Set down every entry again word for word, please, but skip the pictures.

=-=-=-=-=

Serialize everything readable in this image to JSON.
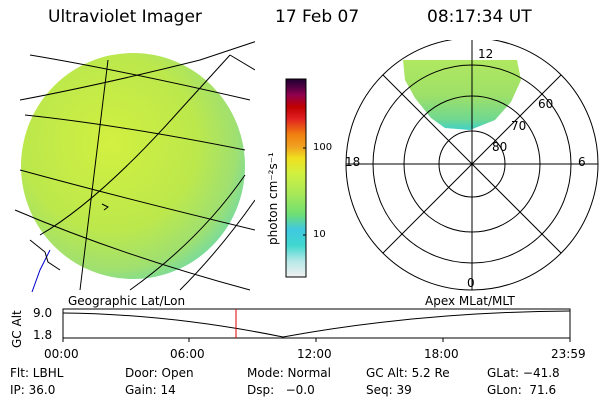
{
  "header": {
    "instrument": "Ultraviolet Imager",
    "date": "17 Feb 07",
    "time": "08:17:34 UT"
  },
  "colorbar": {
    "label": "photon cm⁻²s⁻¹",
    "ticks": [
      "100",
      "10"
    ],
    "scale": "log",
    "colors": [
      "#f0f0f0",
      "#b8e8e8",
      "#40d8d0",
      "#40c8e0",
      "#70e070",
      "#a8e858",
      "#d0f040",
      "#f0e020",
      "#f0a020",
      "#f08010",
      "#e02020",
      "#c00000",
      "#900050",
      "#500040",
      "#200030"
    ]
  },
  "polar_plot": {
    "mlt_labels": [
      "12",
      "18",
      "6",
      "0"
    ],
    "lat_labels": [
      "60",
      "70",
      "80"
    ]
  },
  "labels": {
    "left_panel": "Geographic Lat/Lon",
    "right_panel": "Apex MLat/MLT"
  },
  "alt_plot": {
    "ylabel": "GC Alt",
    "yticks": [
      "9.0",
      "1.8"
    ],
    "xticks": [
      "00:00",
      "06:00",
      "12:00",
      "18:00",
      "23:59"
    ],
    "marker_time": "08:17:34"
  },
  "info": {
    "row1": {
      "flt": "Flt: LBHL",
      "door": "Door: Open",
      "mode": "Mode: Normal",
      "gcalt": "GC Alt: 5.2 Re",
      "glat": "GLat: −41.8"
    },
    "row2": {
      "ip": "IP: 36.0",
      "gain": "Gain: 14",
      "dsp": "Dsp:   −0.0",
      "seq": "Seq: 39",
      "glon": "GLon:  71.6"
    }
  },
  "accent_colors": {
    "marker": "#e00000",
    "coast": "#0000cc"
  }
}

=-=-=-=-=

[Output of the task]:
Serialize everything readable in this image to JSON.
{
  "header": {
    "instrument": "Ultraviolet Imager",
    "date": "17 Feb 07",
    "time": "08:17:34 UT"
  },
  "colorbar": {
    "label": "photon cm⁻²s⁻¹",
    "ticks": [
      "100",
      "10"
    ],
    "scale": "log",
    "colors": [
      "#f0f0f0",
      "#b8e8e8",
      "#40d8d0",
      "#40c8e0",
      "#70e070",
      "#a8e858",
      "#d0f040",
      "#f0e020",
      "#f0a020",
      "#f08010",
      "#e02020",
      "#c00000",
      "#900050",
      "#500040",
      "#200030"
    ]
  },
  "polar_plot": {
    "mlt_labels": [
      "12",
      "18",
      "6",
      "0"
    ],
    "lat_labels": [
      "60",
      "70",
      "80"
    ]
  },
  "labels": {
    "left_panel": "Geographic Lat/Lon",
    "right_panel": "Apex MLat/MLT"
  },
  "alt_plot": {
    "ylabel": "GC Alt",
    "yticks": [
      "9.0",
      "1.8"
    ],
    "xticks": [
      "00:00",
      "06:00",
      "12:00",
      "18:00",
      "23:59"
    ],
    "marker_time": "08:17:34"
  },
  "info": {
    "row1": {
      "flt": "Flt: LBHL",
      "door": "Door: Open",
      "mode": "Mode: Normal",
      "gcalt": "GC Alt: 5.2 Re",
      "glat": "GLat: −41.8"
    },
    "row2": {
      "ip": "IP: 36.0",
      "gain": "Gain: 14",
      "dsp": "Dsp:   −0.0",
      "seq": "Seq: 39",
      "glon": "GLon:  71.6"
    }
  },
  "accent_colors": {
    "marker": "#e00000",
    "coast": "#0000cc"
  }
}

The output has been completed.